Work instructions: Your task is to give the data again, exactly, with every line intact.

The input:
********************

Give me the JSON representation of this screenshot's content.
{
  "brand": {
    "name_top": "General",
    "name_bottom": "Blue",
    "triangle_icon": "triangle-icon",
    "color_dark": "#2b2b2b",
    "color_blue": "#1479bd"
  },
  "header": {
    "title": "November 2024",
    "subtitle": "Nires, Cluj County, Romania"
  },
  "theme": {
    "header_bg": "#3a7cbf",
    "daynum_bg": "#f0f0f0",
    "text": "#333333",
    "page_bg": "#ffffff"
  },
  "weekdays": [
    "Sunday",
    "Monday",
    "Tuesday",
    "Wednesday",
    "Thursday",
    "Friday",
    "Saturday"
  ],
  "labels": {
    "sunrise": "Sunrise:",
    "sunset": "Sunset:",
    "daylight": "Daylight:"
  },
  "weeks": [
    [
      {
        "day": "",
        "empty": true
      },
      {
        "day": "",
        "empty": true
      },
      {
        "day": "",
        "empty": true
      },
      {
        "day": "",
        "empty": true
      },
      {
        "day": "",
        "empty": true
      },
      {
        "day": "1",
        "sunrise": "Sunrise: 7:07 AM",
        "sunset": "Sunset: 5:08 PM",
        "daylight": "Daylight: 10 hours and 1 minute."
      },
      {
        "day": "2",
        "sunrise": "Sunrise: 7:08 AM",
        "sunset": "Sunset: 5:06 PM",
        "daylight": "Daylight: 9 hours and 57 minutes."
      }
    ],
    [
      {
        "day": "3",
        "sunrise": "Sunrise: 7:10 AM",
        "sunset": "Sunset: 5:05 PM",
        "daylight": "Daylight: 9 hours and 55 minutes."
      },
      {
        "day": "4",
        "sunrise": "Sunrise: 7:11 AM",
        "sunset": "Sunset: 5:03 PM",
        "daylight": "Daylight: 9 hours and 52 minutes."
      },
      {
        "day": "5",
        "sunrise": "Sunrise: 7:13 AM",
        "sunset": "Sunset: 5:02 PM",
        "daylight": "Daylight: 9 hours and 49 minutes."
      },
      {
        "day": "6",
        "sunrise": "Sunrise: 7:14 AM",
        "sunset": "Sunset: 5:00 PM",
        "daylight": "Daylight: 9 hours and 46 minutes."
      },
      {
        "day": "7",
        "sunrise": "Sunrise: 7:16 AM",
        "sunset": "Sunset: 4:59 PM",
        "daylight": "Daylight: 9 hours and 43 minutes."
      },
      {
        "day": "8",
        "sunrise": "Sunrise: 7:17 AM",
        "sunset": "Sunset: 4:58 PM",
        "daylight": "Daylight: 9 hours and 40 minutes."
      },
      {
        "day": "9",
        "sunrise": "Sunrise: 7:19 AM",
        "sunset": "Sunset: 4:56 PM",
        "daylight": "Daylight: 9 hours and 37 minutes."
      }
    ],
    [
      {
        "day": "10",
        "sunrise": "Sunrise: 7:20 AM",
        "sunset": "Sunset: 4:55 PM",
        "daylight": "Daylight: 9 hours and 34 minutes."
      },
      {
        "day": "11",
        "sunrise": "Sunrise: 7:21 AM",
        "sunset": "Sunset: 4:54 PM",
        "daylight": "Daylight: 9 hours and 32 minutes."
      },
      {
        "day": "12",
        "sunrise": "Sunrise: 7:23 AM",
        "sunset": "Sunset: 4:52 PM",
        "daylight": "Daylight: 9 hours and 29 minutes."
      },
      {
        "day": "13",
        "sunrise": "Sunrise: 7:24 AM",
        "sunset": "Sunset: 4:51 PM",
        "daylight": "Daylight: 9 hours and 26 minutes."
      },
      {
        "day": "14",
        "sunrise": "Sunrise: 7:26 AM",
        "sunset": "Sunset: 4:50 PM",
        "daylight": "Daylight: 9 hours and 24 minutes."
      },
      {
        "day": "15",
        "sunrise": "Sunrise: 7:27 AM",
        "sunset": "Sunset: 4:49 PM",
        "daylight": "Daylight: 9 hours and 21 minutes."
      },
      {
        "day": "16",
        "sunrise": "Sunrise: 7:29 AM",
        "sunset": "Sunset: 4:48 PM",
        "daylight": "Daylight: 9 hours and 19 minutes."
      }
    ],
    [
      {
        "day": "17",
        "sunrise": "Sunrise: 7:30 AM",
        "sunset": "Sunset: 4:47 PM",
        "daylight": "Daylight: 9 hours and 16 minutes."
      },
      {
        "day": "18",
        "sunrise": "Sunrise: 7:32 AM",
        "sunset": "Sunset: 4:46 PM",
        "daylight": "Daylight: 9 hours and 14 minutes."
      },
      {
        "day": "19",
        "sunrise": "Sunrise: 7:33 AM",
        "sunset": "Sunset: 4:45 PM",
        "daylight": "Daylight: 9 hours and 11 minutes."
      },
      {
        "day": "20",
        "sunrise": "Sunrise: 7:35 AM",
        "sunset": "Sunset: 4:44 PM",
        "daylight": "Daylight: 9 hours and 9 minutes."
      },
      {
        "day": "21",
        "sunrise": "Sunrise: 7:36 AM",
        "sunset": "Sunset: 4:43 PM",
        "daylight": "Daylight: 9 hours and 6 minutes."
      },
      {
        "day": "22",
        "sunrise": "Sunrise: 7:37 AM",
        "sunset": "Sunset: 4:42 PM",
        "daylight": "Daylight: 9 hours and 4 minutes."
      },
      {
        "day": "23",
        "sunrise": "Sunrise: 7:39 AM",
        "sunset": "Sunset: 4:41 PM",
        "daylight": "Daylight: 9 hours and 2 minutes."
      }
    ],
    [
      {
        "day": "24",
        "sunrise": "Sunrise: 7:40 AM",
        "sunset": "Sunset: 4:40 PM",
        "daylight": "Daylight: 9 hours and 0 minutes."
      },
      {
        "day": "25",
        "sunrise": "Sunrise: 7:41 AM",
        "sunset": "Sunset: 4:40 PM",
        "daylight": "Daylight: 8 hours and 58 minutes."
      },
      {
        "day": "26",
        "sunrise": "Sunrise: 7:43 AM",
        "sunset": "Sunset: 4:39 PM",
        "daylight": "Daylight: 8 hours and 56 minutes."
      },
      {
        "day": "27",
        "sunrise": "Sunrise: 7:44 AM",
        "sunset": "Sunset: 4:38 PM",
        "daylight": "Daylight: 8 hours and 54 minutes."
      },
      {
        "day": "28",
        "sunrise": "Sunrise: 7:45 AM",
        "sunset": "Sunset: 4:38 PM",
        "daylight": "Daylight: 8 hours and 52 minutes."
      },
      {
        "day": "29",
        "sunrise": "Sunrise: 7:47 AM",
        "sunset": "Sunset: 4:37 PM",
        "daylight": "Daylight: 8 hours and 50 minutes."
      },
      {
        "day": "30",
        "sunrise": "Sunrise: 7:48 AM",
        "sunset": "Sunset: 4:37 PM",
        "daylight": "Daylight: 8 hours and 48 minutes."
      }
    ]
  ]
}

********************

Reply to the task:
Give me the JSON representation of this screenshot's content.
{
  "brand": {
    "name_top": "General",
    "name_bottom": "Blue",
    "triangle_icon": "triangle-icon",
    "color_dark": "#2b2b2b",
    "color_blue": "#1479bd"
  },
  "header": {
    "title": "November 2024",
    "subtitle": "Nires, Cluj County, Romania"
  },
  "theme": {
    "header_bg": "#3a7cbf",
    "daynum_bg": "#f0f0f0",
    "text": "#333333",
    "page_bg": "#ffffff"
  },
  "weekdays": [
    "Sunday",
    "Monday",
    "Tuesday",
    "Wednesday",
    "Thursday",
    "Friday",
    "Saturday"
  ],
  "labels": {
    "sunrise": "Sunrise:",
    "sunset": "Sunset:",
    "daylight": "Daylight:"
  },
  "weeks": [
    [
      {
        "day": "",
        "empty": true
      },
      {
        "day": "",
        "empty": true
      },
      {
        "day": "",
        "empty": true
      },
      {
        "day": "",
        "empty": true
      },
      {
        "day": "",
        "empty": true
      },
      {
        "day": "1",
        "sunrise": "Sunrise: 7:07 AM",
        "sunset": "Sunset: 5:08 PM",
        "daylight": "Daylight: 10 hours and 1 minute."
      },
      {
        "day": "2",
        "sunrise": "Sunrise: 7:08 AM",
        "sunset": "Sunset: 5:06 PM",
        "daylight": "Daylight: 9 hours and 57 minutes."
      }
    ],
    [
      {
        "day": "3",
        "sunrise": "Sunrise: 7:10 AM",
        "sunset": "Sunset: 5:05 PM",
        "daylight": "Daylight: 9 hours and 55 minutes."
      },
      {
        "day": "4",
        "sunrise": "Sunrise: 7:11 AM",
        "sunset": "Sunset: 5:03 PM",
        "daylight": "Daylight: 9 hours and 52 minutes."
      },
      {
        "day": "5",
        "sunrise": "Sunrise: 7:13 AM",
        "sunset": "Sunset: 5:02 PM",
        "daylight": "Daylight: 9 hours and 49 minutes."
      },
      {
        "day": "6",
        "sunrise": "Sunrise: 7:14 AM",
        "sunset": "Sunset: 5:00 PM",
        "daylight": "Daylight: 9 hours and 46 minutes."
      },
      {
        "day": "7",
        "sunrise": "Sunrise: 7:16 AM",
        "sunset": "Sunset: 4:59 PM",
        "daylight": "Daylight: 9 hours and 43 minutes."
      },
      {
        "day": "8",
        "sunrise": "Sunrise: 7:17 AM",
        "sunset": "Sunset: 4:58 PM",
        "daylight": "Daylight: 9 hours and 40 minutes."
      },
      {
        "day": "9",
        "sunrise": "Sunrise: 7:19 AM",
        "sunset": "Sunset: 4:56 PM",
        "daylight": "Daylight: 9 hours and 37 minutes."
      }
    ],
    [
      {
        "day": "10",
        "sunrise": "Sunrise: 7:20 AM",
        "sunset": "Sunset: 4:55 PM",
        "daylight": "Daylight: 9 hours and 34 minutes."
      },
      {
        "day": "11",
        "sunrise": "Sunrise: 7:21 AM",
        "sunset": "Sunset: 4:54 PM",
        "daylight": "Daylight: 9 hours and 32 minutes."
      },
      {
        "day": "12",
        "sunrise": "Sunrise: 7:23 AM",
        "sunset": "Sunset: 4:52 PM",
        "daylight": "Daylight: 9 hours and 29 minutes."
      },
      {
        "day": "13",
        "sunrise": "Sunrise: 7:24 AM",
        "sunset": "Sunset: 4:51 PM",
        "daylight": "Daylight: 9 hours and 26 minutes."
      },
      {
        "day": "14",
        "sunrise": "Sunrise: 7:26 AM",
        "sunset": "Sunset: 4:50 PM",
        "daylight": "Daylight: 9 hours and 24 minutes."
      },
      {
        "day": "15",
        "sunrise": "Sunrise: 7:27 AM",
        "sunset": "Sunset: 4:49 PM",
        "daylight": "Daylight: 9 hours and 21 minutes."
      },
      {
        "day": "16",
        "sunrise": "Sunrise: 7:29 AM",
        "sunset": "Sunset: 4:48 PM",
        "daylight": "Daylight: 9 hours and 19 minutes."
      }
    ],
    [
      {
        "day": "17",
        "sunrise": "Sunrise: 7:30 AM",
        "sunset": "Sunset: 4:47 PM",
        "daylight": "Daylight: 9 hours and 16 minutes."
      },
      {
        "day": "18",
        "sunrise": "Sunrise: 7:32 AM",
        "sunset": "Sunset: 4:46 PM",
        "daylight": "Daylight: 9 hours and 14 minutes."
      },
      {
        "day": "19",
        "sunrise": "Sunrise: 7:33 AM",
        "sunset": "Sunset: 4:45 PM",
        "daylight": "Daylight: 9 hours and 11 minutes."
      },
      {
        "day": "20",
        "sunrise": "Sunrise: 7:35 AM",
        "sunset": "Sunset: 4:44 PM",
        "daylight": "Daylight: 9 hours and 9 minutes."
      },
      {
        "day": "21",
        "sunrise": "Sunrise: 7:36 AM",
        "sunset": "Sunset: 4:43 PM",
        "daylight": "Daylight: 9 hours and 6 minutes."
      },
      {
        "day": "22",
        "sunrise": "Sunrise: 7:37 AM",
        "sunset": "Sunset: 4:42 PM",
        "daylight": "Daylight: 9 hours and 4 minutes."
      },
      {
        "day": "23",
        "sunrise": "Sunrise: 7:39 AM",
        "sunset": "Sunset: 4:41 PM",
        "daylight": "Daylight: 9 hours and 2 minutes."
      }
    ],
    [
      {
        "day": "24",
        "sunrise": "Sunrise: 7:40 AM",
        "sunset": "Sunset: 4:40 PM",
        "daylight": "Daylight: 9 hours and 0 minutes."
      },
      {
        "day": "25",
        "sunrise": "Sunrise: 7:41 AM",
        "sunset": "Sunset: 4:40 PM",
        "daylight": "Daylight: 8 hours and 58 minutes."
      },
      {
        "day": "26",
        "sunrise": "Sunrise: 7:43 AM",
        "sunset": "Sunset: 4:39 PM",
        "daylight": "Daylight: 8 hours and 56 minutes."
      },
      {
        "day": "27",
        "sunrise": "Sunrise: 7:44 AM",
        "sunset": "Sunset: 4:38 PM",
        "daylight": "Daylight: 8 hours and 54 minutes."
      },
      {
        "day": "28",
        "sunrise": "Sunrise: 7:45 AM",
        "sunset": "Sunset: 4:38 PM",
        "daylight": "Daylight: 8 hours and 52 minutes."
      },
      {
        "day": "29",
        "sunrise": "Sunrise: 7:47 AM",
        "sunset": "Sunset: 4:37 PM",
        "daylight": "Daylight: 8 hours and 50 minutes."
      },
      {
        "day": "30",
        "sunrise": "Sunrise: 7:48 AM",
        "sunset": "Sunset: 4:37 PM",
        "daylight": "Daylight: 8 hours and 48 minutes."
      }
    ]
  ]
}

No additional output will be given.